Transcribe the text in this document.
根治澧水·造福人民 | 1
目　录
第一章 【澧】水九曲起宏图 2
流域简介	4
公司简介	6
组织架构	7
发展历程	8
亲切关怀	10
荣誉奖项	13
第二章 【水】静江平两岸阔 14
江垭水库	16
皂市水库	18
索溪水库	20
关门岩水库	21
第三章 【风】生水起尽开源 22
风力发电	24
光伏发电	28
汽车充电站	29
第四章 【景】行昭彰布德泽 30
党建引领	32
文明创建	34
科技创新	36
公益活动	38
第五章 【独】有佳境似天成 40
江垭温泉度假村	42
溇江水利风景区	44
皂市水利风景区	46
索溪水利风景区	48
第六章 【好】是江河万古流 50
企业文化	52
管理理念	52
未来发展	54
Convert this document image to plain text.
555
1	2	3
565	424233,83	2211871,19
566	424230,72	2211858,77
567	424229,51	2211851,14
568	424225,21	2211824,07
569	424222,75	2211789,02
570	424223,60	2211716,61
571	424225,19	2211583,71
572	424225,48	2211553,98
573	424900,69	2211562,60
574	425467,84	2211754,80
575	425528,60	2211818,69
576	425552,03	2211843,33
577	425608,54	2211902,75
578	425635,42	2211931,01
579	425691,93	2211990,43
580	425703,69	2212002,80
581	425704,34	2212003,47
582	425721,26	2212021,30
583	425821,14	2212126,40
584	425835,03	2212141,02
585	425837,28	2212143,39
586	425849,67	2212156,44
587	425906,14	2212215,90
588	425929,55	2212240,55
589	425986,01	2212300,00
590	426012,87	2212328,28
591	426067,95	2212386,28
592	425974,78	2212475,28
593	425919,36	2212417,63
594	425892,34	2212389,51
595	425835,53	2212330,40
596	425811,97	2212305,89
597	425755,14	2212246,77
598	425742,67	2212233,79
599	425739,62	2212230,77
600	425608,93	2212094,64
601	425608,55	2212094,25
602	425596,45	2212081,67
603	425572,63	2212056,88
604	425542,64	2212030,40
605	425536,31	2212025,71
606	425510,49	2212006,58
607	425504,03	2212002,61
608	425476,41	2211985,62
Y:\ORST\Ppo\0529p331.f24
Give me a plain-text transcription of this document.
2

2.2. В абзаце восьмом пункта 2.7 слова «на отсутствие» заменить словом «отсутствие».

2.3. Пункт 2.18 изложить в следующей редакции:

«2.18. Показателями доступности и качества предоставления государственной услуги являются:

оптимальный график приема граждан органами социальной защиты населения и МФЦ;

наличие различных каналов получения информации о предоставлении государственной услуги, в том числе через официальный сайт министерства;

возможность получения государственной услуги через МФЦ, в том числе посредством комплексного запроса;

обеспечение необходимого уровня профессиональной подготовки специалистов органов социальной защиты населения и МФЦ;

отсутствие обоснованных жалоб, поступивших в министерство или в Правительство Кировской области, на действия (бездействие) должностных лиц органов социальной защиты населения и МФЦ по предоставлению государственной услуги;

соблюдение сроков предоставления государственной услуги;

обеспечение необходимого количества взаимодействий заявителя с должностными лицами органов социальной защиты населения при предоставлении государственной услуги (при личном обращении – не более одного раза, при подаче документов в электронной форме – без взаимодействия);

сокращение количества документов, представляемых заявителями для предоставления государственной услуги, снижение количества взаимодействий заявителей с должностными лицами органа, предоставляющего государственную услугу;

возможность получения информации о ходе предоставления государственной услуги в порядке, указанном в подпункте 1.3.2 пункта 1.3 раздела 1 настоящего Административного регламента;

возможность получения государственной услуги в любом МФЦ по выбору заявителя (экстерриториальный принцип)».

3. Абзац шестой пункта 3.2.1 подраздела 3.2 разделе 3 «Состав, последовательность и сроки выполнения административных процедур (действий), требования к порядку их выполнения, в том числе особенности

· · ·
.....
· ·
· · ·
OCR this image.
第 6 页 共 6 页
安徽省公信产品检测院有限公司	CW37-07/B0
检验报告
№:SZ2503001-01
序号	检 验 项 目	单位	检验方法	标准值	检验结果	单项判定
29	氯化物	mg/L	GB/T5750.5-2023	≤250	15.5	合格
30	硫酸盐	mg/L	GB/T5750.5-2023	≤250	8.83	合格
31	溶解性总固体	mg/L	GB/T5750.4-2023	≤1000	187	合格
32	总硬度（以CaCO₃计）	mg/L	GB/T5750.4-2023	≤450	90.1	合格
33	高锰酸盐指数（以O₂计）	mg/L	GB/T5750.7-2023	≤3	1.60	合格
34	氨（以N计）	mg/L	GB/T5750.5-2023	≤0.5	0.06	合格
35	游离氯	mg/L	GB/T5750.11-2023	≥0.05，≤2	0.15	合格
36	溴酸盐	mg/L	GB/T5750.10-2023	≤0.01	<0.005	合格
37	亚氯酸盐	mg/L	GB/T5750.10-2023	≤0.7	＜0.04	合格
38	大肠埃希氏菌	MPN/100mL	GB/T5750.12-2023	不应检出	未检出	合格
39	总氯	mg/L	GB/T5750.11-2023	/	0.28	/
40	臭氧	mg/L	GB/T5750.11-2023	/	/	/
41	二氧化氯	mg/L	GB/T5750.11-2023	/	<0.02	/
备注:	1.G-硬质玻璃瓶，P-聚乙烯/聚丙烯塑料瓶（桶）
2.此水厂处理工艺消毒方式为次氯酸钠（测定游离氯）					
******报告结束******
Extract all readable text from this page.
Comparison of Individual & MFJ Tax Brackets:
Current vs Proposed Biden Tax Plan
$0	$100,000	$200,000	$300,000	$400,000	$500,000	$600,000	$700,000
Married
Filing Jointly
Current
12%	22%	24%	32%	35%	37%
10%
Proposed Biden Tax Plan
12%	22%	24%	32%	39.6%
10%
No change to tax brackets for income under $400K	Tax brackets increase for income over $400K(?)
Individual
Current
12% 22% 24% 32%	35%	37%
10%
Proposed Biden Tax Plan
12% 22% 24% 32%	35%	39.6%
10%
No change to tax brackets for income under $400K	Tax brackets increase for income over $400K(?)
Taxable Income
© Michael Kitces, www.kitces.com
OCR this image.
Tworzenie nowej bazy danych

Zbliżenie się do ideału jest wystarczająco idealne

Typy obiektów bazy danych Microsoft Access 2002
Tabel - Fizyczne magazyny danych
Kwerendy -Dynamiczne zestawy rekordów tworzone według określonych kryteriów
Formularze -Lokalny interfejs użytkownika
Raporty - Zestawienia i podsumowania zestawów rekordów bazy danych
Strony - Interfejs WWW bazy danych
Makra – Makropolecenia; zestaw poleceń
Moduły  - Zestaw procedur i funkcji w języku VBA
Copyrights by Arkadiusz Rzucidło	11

_SHORT PROBLEM:_ Return all the data above once more, precisely as given.

_SOLUTION:_
Transcribe the text in this document.
根治澧水·造福人民 | 1
目　录
第一章 【澧】水九曲起宏图 2
流域简介	4
公司简介	6
组织架构	7
发展历程	8
亲切关怀	10
荣誉奖项	13
第二章 【水】静江平两岸阔 14
江垭水库	16
皂市水库	18
索溪水库	20
关门岩水库	21
第三章 【风】生水起尽开源 22
风力发电	24
光伏发电	28
汽车充电站	29
第四章 【景】行昭彰布德泽 30
党建引领	32
文明创建	34
科技创新	36
公益活动	38
第五章 【独】有佳境似天成 40
江垭温泉度假村	42
溇江水利风景区	44
皂市水利风景区	46
索溪水利风景区	48
第六章 【好】是江河万古流 50
企业文化	52
管理理念	52
未来发展	54
Convert this document image to plain text.
555
1	2	3
565	424233,83	2211871,19
566	424230,72	2211858,77
567	424229,51	2211851,14
568	424225,21	2211824,07
569	424222,75	2211789,02
570	424223,60	2211716,61
571	424225,19	2211583,71
572	424225,48	2211553,98
573	424900,69	2211562,60
574	425467,84	2211754,80
575	425528,60	2211818,69
576	425552,03	2211843,33
577	425608,54	2211902,75
578	425635,42	2211931,01
579	425691,93	2211990,43
580	425703,69	2212002,80
581	425704,34	2212003,47
582	425721,26	2212021,30
583	425821,14	2212126,40
584	425835,03	2212141,02
585	425837,28	2212143,39
586	425849,67	2212156,44
587	425906,14	2212215,90
588	425929,55	2212240,55
589	425986,01	2212300,00
590	426012,87	2212328,28
591	426067,95	2212386,28
592	425974,78	2212475,28
593	425919,36	2212417,63
594	425892,34	2212389,51
595	425835,53	2212330,40
596	425811,97	2212305,89
597	425755,14	2212246,77
598	425742,67	2212233,79
599	425739,62	2212230,77
600	425608,93	2212094,64
601	425608,55	2212094,25
602	425596,45	2212081,67
603	425572,63	2212056,88
604	425542,64	2212030,40
605	425536,31	2212025,71
606	425510,49	2212006,58
607	425504,03	2212002,61
608	425476,41	2211985,62
Y:\ORST\Ppo\0529p331.f24
Give me a plain-text transcription of this document.
2

2.2. В абзаце восьмом пункта 2.7 слова «на отсутствие» заменить словом «отсутствие».

2.3. Пункт 2.18 изложить в следующей редакции:

«2.18. Показателями доступности и качества предоставления государственной услуги являются:

оптимальный график приема граждан органами социальной защиты населения и МФЦ;

наличие различных каналов получения информации о предоставлении государственной услуги, в том числе через официальный сайт министерства;

возможность получения государственной услуги через МФЦ, в том числе посредством комплексного запроса;

обеспечение необходимого уровня профессиональной подготовки специалистов органов социальной защиты населения и МФЦ;

отсутствие обоснованных жалоб, поступивших в министерство или в Правительство Кировской области, на действия (бездействие) должностных лиц органов социальной защиты населения и МФЦ по предоставлению государственной услуги;

соблюдение сроков предоставления государственной услуги;

обеспечение необходимого количества взаимодействий заявителя с должностными лицами органов социальной защиты населения при предоставлении государственной услуги (при личном обращении – не более одного раза, при подаче документов в электронной форме – без взаимодействия);

сокращение количества документов, представляемых заявителями для предоставления государственной услуги, снижение количества взаимодействий заявителей с должностными лицами органа, предоставляющего государственную услугу;

возможность получения информации о ходе предоставления государственной услуги в порядке, указанном в подпункте 1.3.2 пункта 1.3 раздела 1 настоящего Административного регламента;

возможность получения государственной услуги в любом МФЦ по выбору заявителя (экстерриториальный принцип)».

3. Абзац шестой пункта 3.2.1 подраздела 3.2 разделе 3 «Состав, последовательность и сроки выполнения административных процедур (действий), требования к порядку их выполнения, в том числе особенности

· · ·
.....
· ·
· · ·
OCR this image.
第 6 页 共 6 页
安徽省公信产品检测院有限公司	CW37-07/B0
检验报告
№:SZ2503001-01
序号	检 验 项 目	单位	检验方法	标准值	检验结果	单项判定
29	氯化物	mg/L	GB/T5750.5-2023	≤250	15.5	合格
30	硫酸盐	mg/L	GB/T5750.5-2023	≤250	8.83	合格
31	溶解性总固体	mg/L	GB/T5750.4-2023	≤1000	187	合格
32	总硬度（以CaCO₃计）	mg/L	GB/T5750.4-2023	≤450	90.1	合格
33	高锰酸盐指数（以O₂计）	mg/L	GB/T5750.7-2023	≤3	1.60	合格
34	氨（以N计）	mg/L	GB/T5750.5-2023	≤0.5	0.06	合格
35	游离氯	mg/L	GB/T5750.11-2023	≥0.05，≤2	0.15	合格
36	溴酸盐	mg/L	GB/T5750.10-2023	≤0.01	<0.005	合格
37	亚氯酸盐	mg/L	GB/T5750.10-2023	≤0.7	＜0.04	合格
38	大肠埃希氏菌	MPN/100mL	GB/T5750.12-2023	不应检出	未检出	合格
39	总氯	mg/L	GB/T5750.11-2023	/	0.28	/
40	臭氧	mg/L	GB/T5750.11-2023	/	/	/
41	二氧化氯	mg/L	GB/T5750.11-2023	/	<0.02	/
备注:	1.G-硬质玻璃瓶，P-聚乙烯/聚丙烯塑料瓶（桶）
2.此水厂处理工艺消毒方式为次氯酸钠（测定游离氯）					
******报告结束******
Extract all readable text from this page.
Comparison of Individual & MFJ Tax Brackets:
Current vs Proposed Biden Tax Plan
$0	$100,000	$200,000	$300,000	$400,000	$500,000	$600,000	$700,000
Married
Filing Jointly
Current
12%	22%	24%	32%	35%	37%
10%
Proposed Biden Tax Plan
12%	22%	24%	32%	39.6%
10%
No change to tax brackets for income under $400K	Tax brackets increase for income over $400K(?)
Individual
Current
12% 22% 24% 32%	35%	37%
10%
Proposed Biden Tax Plan
12% 22% 24% 32%	35%	39.6%
10%
No change to tax brackets for income under $400K	Tax brackets increase for income over $400K(?)
Taxable Income
© Michael Kitces, www.kitces.com
OCR this image.
Tworzenie nowej bazy danych

Zbliżenie się do ideału jest wystarczająco idealne

Typy obiektów bazy danych Microsoft Access 2002
Tabel - Fizyczne magazyny danych
Kwerendy -Dynamiczne zestawy rekordów tworzone według określonych kryteriów
Formularze -Lokalny interfejs użytkownika
Raporty - Zestawienia i podsumowania zestawów rekordów bazy danych
Strony - Interfejs WWW bazy danych
Makra – Makropolecenia; zestaw poleceń
Moduły  - Zestaw procedur i funkcji w języku VBA
Copyrights by Arkadiusz Rzucidło	11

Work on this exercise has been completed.